** START Raw data **
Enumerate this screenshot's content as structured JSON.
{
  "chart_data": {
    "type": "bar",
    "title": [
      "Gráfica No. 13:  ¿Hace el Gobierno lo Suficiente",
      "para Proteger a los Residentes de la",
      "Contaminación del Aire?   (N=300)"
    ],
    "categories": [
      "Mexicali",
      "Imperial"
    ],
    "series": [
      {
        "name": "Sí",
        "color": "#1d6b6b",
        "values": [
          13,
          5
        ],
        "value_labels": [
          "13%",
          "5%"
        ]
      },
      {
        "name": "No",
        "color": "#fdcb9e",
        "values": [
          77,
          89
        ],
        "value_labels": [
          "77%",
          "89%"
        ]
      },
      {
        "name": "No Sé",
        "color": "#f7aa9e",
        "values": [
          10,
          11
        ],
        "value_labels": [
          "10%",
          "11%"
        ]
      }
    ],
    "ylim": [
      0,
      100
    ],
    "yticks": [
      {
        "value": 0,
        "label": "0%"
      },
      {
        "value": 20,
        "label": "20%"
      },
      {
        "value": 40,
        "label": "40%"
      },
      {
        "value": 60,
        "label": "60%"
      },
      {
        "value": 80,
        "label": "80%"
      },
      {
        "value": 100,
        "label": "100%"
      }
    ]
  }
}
** END Raw data **
> Requirements: Find the word "color" in the entries, and copy every line it shows up in.

> Full answer:
        "color": "#1d6b6b",
        "color": "#fdcb9e",
        "color": "#f7aa9e",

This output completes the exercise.